Excerpts from a figure dataset
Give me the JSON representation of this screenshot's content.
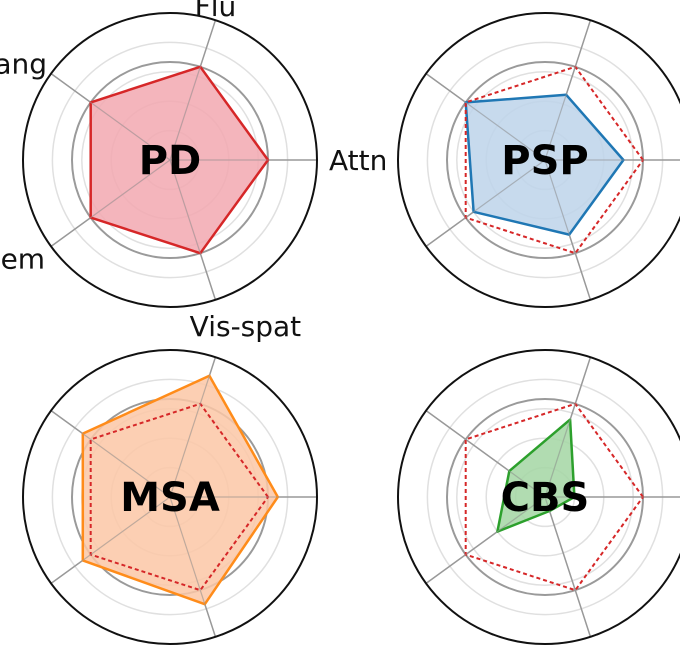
{
  "chart_data": {
    "type": "radar",
    "axes": [
      "Attn",
      "Flu",
      "Lang",
      "Mem",
      "Vis-spat"
    ],
    "rlim": [
      0,
      1.5
    ],
    "grid": true,
    "reference_color": "#d62728",
    "panels": [
      {
        "name": "PD",
        "color": "#d62728",
        "fill": "#f2a8b0",
        "values": [
          1.0,
          1.0,
          1.0,
          1.0,
          1.0
        ],
        "show_axis_labels": true,
        "show_reference": false
      },
      {
        "name": "PSP",
        "color": "#1f77b4",
        "fill": "#bdd4ea",
        "values": [
          0.8,
          0.7,
          1.0,
          0.9,
          0.8
        ],
        "show_axis_labels": false,
        "show_reference": true
      },
      {
        "name": "MSA",
        "color": "#ff8c1a",
        "fill": "#fbc7a6",
        "values": [
          1.1,
          1.3,
          1.1,
          1.1,
          1.15
        ],
        "show_axis_labels": false,
        "show_reference": true
      },
      {
        "name": "CBS",
        "color": "#2ca02c",
        "fill": "#a3d6a3",
        "values": [
          0.3,
          0.83,
          0.45,
          0.6,
          0.15
        ],
        "show_axis_labels": false,
        "show_reference": true
      }
    ]
  }
}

■ INSTRUCTIONS FOR THE TASK
Transcribe the preceding listing in its entirety and with exact wording, leaving out pictures.

■ EXPECTED OUTPUT
Give me the JSON representation of this screenshot's content.
{
  "chart_data": {
    "type": "radar",
    "axes": [
      "Attn",
      "Flu",
      "Lang",
      "Mem",
      "Vis-spat"
    ],
    "rlim": [
      0,
      1.5
    ],
    "grid": true,
    "reference_color": "#d62728",
    "panels": [
      {
        "name": "PD",
        "color": "#d62728",
        "fill": "#f2a8b0",
        "values": [
          1.0,
          1.0,
          1.0,
          1.0,
          1.0
        ],
        "show_axis_labels": true,
        "show_reference": false
      },
      {
        "name": "PSP",
        "color": "#1f77b4",
        "fill": "#bdd4ea",
        "values": [
          0.8,
          0.7,
          1.0,
          0.9,
          0.8
        ],
        "show_axis_labels": false,
        "show_reference": true
      },
      {
        "name": "MSA",
        "color": "#ff8c1a",
        "fill": "#fbc7a6",
        "values": [
          1.1,
          1.3,
          1.1,
          1.1,
          1.15
        ],
        "show_axis_labels": false,
        "show_reference": true
      },
      {
        "name": "CBS",
        "color": "#2ca02c",
        "fill": "#a3d6a3",
        "values": [
          0.3,
          0.83,
          0.45,
          0.6,
          0.15
        ],
        "show_axis_labels": false,
        "show_reference": true
      }
    ]
  }
}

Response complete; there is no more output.